Find every line below that contains the word "index" and copy it out.

-- Start of Extracted entries --

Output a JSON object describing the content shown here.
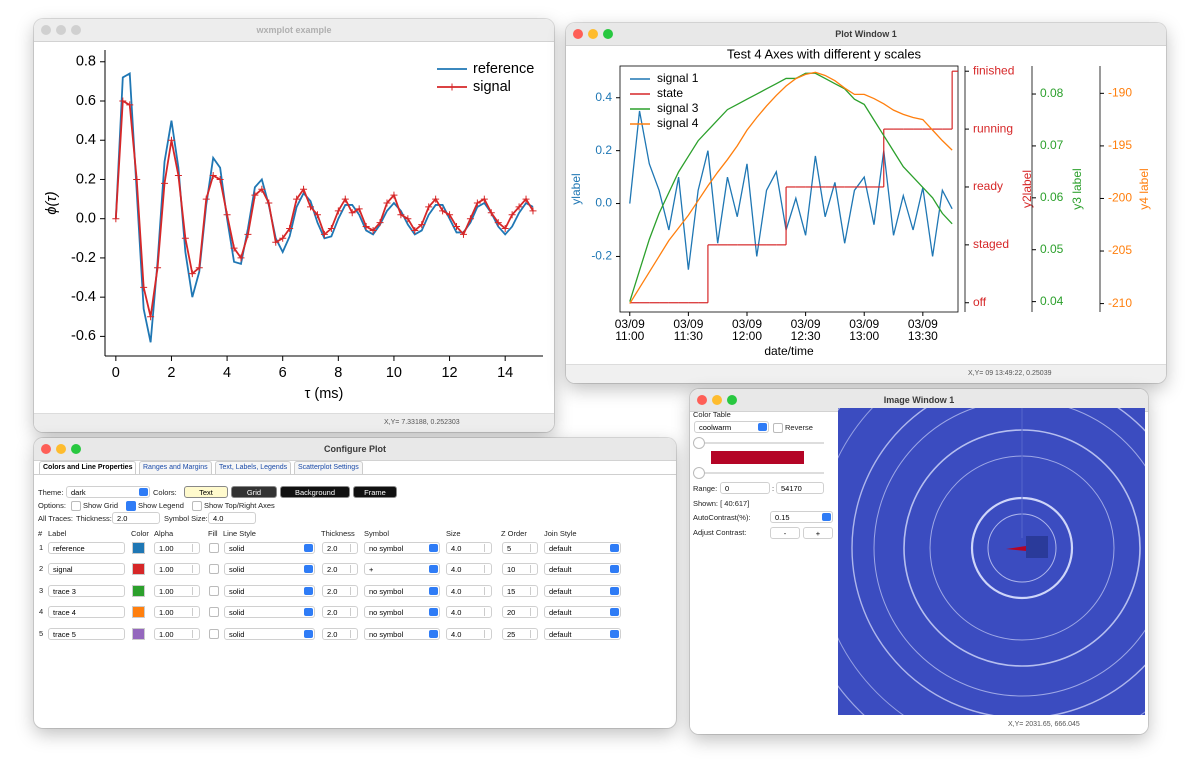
{
  "windows": {
    "plot": {
      "title": "wxmplot example",
      "status": "X,Y= 7.33188, 0.252303"
    },
    "plot_window": {
      "title": "Plot Window 1",
      "status": "X,Y= 09 13:49:22, 0.25039"
    }
  },
  "chart_data": [
    {
      "type": "line",
      "xlabel": "τ (ms)",
      "ylabel": "ϕ(τ)",
      "x": [
        0,
        0.25,
        0.5,
        0.75,
        1,
        1.25,
        1.5,
        1.75,
        2,
        2.25,
        2.5,
        2.75,
        3,
        3.25,
        3.5,
        3.75,
        4,
        4.25,
        4.5,
        4.75,
        5,
        5.25,
        5.5,
        5.75,
        6,
        6.25,
        6.5,
        6.75,
        7,
        7.25,
        7.5,
        7.75,
        8,
        8.25,
        8.5,
        8.75,
        9,
        9.25,
        9.5,
        9.75,
        10,
        10.25,
        10.5,
        10.75,
        11,
        11.25,
        11.5,
        11.75,
        12,
        12.25,
        12.5,
        12.75,
        13,
        13.25,
        13.5,
        13.75,
        14,
        14.25,
        14.5,
        14.75,
        15
      ],
      "series": [
        {
          "name": "reference",
          "color": "#1f77b4",
          "values": [
            0,
            0.72,
            0.74,
            0.14,
            -0.46,
            -0.63,
            -0.22,
            0.29,
            0.5,
            0.26,
            -0.17,
            -0.4,
            -0.27,
            0.07,
            0.31,
            0.26,
            0,
            -0.22,
            -0.23,
            -0.05,
            0.16,
            0.2,
            0.07,
            -0.1,
            -0.17,
            -0.09,
            0.06,
            0.13,
            0.09,
            -0.02,
            -0.1,
            -0.09,
            0,
            0.07,
            0.07,
            0.02,
            -0.06,
            -0.08,
            -0.03,
            0.04,
            0.08,
            0.04,
            -0.03,
            -0.08,
            -0.06,
            0.02,
            0.07,
            0.07,
            0,
            -0.07,
            -0.07,
            -0.02,
            0.06,
            0.08,
            0.03,
            -0.04,
            -0.08,
            -0.04,
            0.03,
            0.08,
            0.06
          ]
        },
        {
          "name": "signal",
          "color": "#d62728",
          "marker": "+",
          "values": [
            0,
            0.6,
            0.58,
            0.2,
            -0.35,
            -0.5,
            -0.25,
            0.18,
            0.4,
            0.22,
            -0.1,
            -0.28,
            -0.25,
            0.1,
            0.22,
            0.2,
            0.02,
            -0.15,
            -0.2,
            -0.08,
            0.12,
            0.15,
            0.08,
            -0.12,
            -0.1,
            -0.05,
            0.1,
            0.15,
            0.06,
            0.02,
            -0.08,
            -0.05,
            0.04,
            0.1,
            0.03,
            0.05,
            -0.04,
            -0.06,
            -0.02,
            0.08,
            0.12,
            0.02,
            0,
            -0.06,
            -0.03,
            0.06,
            0.1,
            0.04,
            0.02,
            -0.04,
            -0.08,
            0,
            0.08,
            0.1,
            0.03,
            -0.02,
            -0.05,
            0.02,
            0.06,
            0.1,
            0.04
          ]
        }
      ],
      "xlim": [
        -0.39,
        15.36
      ],
      "ylim": [
        -0.7,
        0.86
      ],
      "xticks": [
        0,
        2,
        4,
        6,
        8,
        10,
        12,
        14
      ],
      "yticks": [
        0.8,
        0.6,
        0.4,
        0.2,
        {
          "value": 0,
          "label": "0.0"
        },
        -0.2,
        -0.4,
        -0.6
      ],
      "legend": "upper right"
    },
    {
      "type": "line",
      "title": "Test 4 Axes with different y scales",
      "xlabel": "date/time",
      "ylabel": "ylabel",
      "y2label": "y2label",
      "y3label": "y3 label",
      "y4label": "y4 label",
      "x": [
        "03/09 11:00",
        "03/09 11:05",
        "03/09 11:10",
        "03/09 11:15",
        "03/09 11:20",
        "03/09 11:25",
        "03/09 11:30",
        "03/09 11:35",
        "03/09 11:40",
        "03/09 11:45",
        "03/09 11:50",
        "03/09 11:55",
        "03/09 12:00",
        "03/09 12:05",
        "03/09 12:10",
        "03/09 12:15",
        "03/09 12:20",
        "03/09 12:25",
        "03/09 12:30",
        "03/09 12:35",
        "03/09 12:40",
        "03/09 12:45",
        "03/09 12:50",
        "03/09 12:55",
        "03/09 13:00",
        "03/09 13:05",
        "03/09 13:10",
        "03/09 13:15",
        "03/09 13:20",
        "03/09 13:25",
        "03/09 13:30",
        "03/09 13:35",
        "03/09 13:40",
        "03/09 13:45"
      ],
      "xlim": [
        "03/09 10:55",
        "03/09 13:48"
      ],
      "xticks": [
        {
          "value": "03/09 11:00",
          "label": [
            "03/09",
            "11:00"
          ]
        },
        {
          "value": "03/09 11:30",
          "label": [
            "03/09",
            "11:30"
          ]
        },
        {
          "value": "03/09 12:00",
          "label": [
            "03/09",
            "12:00"
          ]
        },
        {
          "value": "03/09 12:30",
          "label": [
            "03/09",
            "12:30"
          ]
        },
        {
          "value": "03/09 13:00",
          "label": [
            "03/09",
            "13:00"
          ]
        },
        {
          "value": "03/09 13:30",
          "label": [
            "03/09",
            "13:30"
          ]
        }
      ],
      "ylim": [
        -0.41,
        0.52
      ],
      "yticks": [
        0.4,
        0.2,
        {
          "value": 0,
          "label": "0.0"
        },
        -0.2
      ],
      "y2lim": [
        -0.16,
        4.09
      ],
      "y2ticks": [
        {
          "value": 0,
          "label": "off"
        },
        {
          "value": 1,
          "label": "staged"
        },
        {
          "value": 2,
          "label": "ready"
        },
        {
          "value": 3,
          "label": "running"
        },
        {
          "value": 4,
          "label": "finished"
        }
      ],
      "y3lim": [
        0.038,
        0.0854
      ],
      "y3ticks": [
        0.04,
        0.05,
        0.06,
        0.07,
        0.08
      ],
      "y4lim": [
        -210.8,
        -187.4
      ],
      "y4ticks": [
        -210,
        -205,
        -200,
        -195,
        -190
      ],
      "legend": "upper left",
      "series": [
        {
          "name": "signal 1",
          "color": "#1f77b4",
          "values": [
            0,
            0.35,
            0.15,
            0.05,
            -0.1,
            0.1,
            -0.25,
            0.05,
            0.2,
            -0.15,
            0.1,
            -0.05,
            0.15,
            -0.2,
            0.05,
            0.12,
            -0.1,
            0.02,
            -0.12,
            0.18,
            -0.05,
            0.08,
            -0.15,
            0.05,
            0.1,
            -0.08,
            0.2,
            -0.12,
            0.03,
            -0.1,
            0.06,
            -0.2,
            0.05,
            -0.02
          ]
        },
        {
          "name": "state",
          "color": "#d62728",
          "axis": "y2",
          "drawstyle": "steps-post",
          "values": [
            0,
            0,
            0,
            0,
            0,
            0,
            0,
            0,
            1,
            1,
            1,
            1,
            1,
            1,
            1,
            1,
            2,
            2,
            2,
            2,
            2,
            2,
            2,
            2,
            2,
            2,
            3,
            3,
            3,
            3,
            3,
            3,
            3,
            4
          ]
        },
        {
          "name": "signal 3",
          "color": "#2ca02c",
          "axis": "y3",
          "values": [
            0.04,
            0.046,
            0.052,
            0.057,
            0.061,
            0.065,
            0.068,
            0.071,
            0.073,
            0.075,
            0.077,
            0.078,
            0.079,
            0.08,
            0.081,
            0.082,
            0.083,
            0.083,
            0.084,
            0.084,
            0.083,
            0.082,
            0.081,
            0.079,
            0.078,
            0.075,
            0.072,
            0.069,
            0.066,
            0.064,
            0.062,
            0.06,
            0.057,
            0.055
          ]
        },
        {
          "name": "signal 4",
          "color": "#ff7f0e",
          "axis": "y4",
          "values": [
            -210,
            -208.5,
            -207,
            -205.5,
            -204,
            -202.8,
            -201.6,
            -200.2,
            -198.8,
            -197.5,
            -196.3,
            -195,
            -193.5,
            -192.3,
            -191.2,
            -190.2,
            -189.3,
            -188.6,
            -188.2,
            -188,
            -188.3,
            -188.8,
            -189.5,
            -190.1,
            -190.1,
            -190.5,
            -191,
            -191.6,
            -192,
            -192.3,
            -192.5,
            -193.5,
            -194.5,
            -195.4
          ]
        }
      ]
    }
  ],
  "configure": {
    "title": "Configure Plot",
    "tabs": [
      "Colors and Line Properties",
      "Ranges and Margins",
      "Text, Labels, Legends",
      "Scatterplot Settings"
    ],
    "theme_label": "Theme:",
    "theme": "dark",
    "colors_label": "Colors:",
    "color_buttons": [
      "Text",
      "Grid",
      "Background",
      "Frame"
    ],
    "options_label": "Options:",
    "options": [
      {
        "label": "Show Grid",
        "checked": false
      },
      {
        "label": "Show Legend",
        "checked": true
      },
      {
        "label": "Show Top/Right Axes",
        "checked": false
      }
    ],
    "all_traces_label": "All Traces:",
    "thickness_label": "Thickness:",
    "thickness": "2.0",
    "symbol_size_label": "Symbol Size:",
    "symbol_size": "4.0",
    "columns": [
      "#",
      "Label",
      "Color",
      "Alpha",
      "Fill",
      "Line Style",
      "Thickness",
      "Symbol",
      "Size",
      "Z Order",
      "Join Style"
    ],
    "rows": [
      {
        "index": "1",
        "label": "reference",
        "color": "#1f77b4",
        "alpha": "1.00",
        "line_style": "solid",
        "thickness": "2.0",
        "symbol": "no symbol",
        "size": "4.0",
        "z_order": "5",
        "join_style": "default"
      },
      {
        "index": "2",
        "label": "signal",
        "color": "#d62728",
        "alpha": "1.00",
        "line_style": "solid",
        "thickness": "2.0",
        "symbol": "+",
        "size": "4.0",
        "z_order": "10",
        "join_style": "default"
      },
      {
        "index": "3",
        "label": "trace 3",
        "color": "#2ca02c",
        "alpha": "1.00",
        "line_style": "solid",
        "thickness": "2.0",
        "symbol": "no symbol",
        "size": "4.0",
        "z_order": "15",
        "join_style": "default"
      },
      {
        "index": "4",
        "label": "trace 4",
        "color": "#ff7f0e",
        "alpha": "1.00",
        "line_style": "solid",
        "thickness": "2.0",
        "symbol": "no symbol",
        "size": "4.0",
        "z_order": "20",
        "join_style": "default"
      },
      {
        "index": "5",
        "label": "trace 5",
        "color": "#9467bd",
        "alpha": "1.00",
        "line_style": "solid",
        "thickness": "2.0",
        "symbol": "no symbol",
        "size": "4.0",
        "z_order": "25",
        "join_style": "default"
      }
    ]
  },
  "image_window": {
    "title": "Image Window 1",
    "color_table_label": "Color Table",
    "colormap": "coolwarm",
    "reverse_label": "Reverse",
    "range_label": "Range:",
    "range_min": "0",
    "range_sep": ":",
    "range_max": "54170",
    "shown": "Shown: [   40:617]",
    "auto_contrast_label": "AutoContrast(%):",
    "auto_contrast": "0.15",
    "adjust_contrast_label": "Adjust Contrast:",
    "buttons": [
      "-",
      "+"
    ],
    "status": "X,Y= 2031.65, 666.045"
  }
}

-- End of Extracted entries --

--- Output below ---
        "index": "1",
        "index": "2",
        "index": "3",
        "index": "4",
        "index": "5",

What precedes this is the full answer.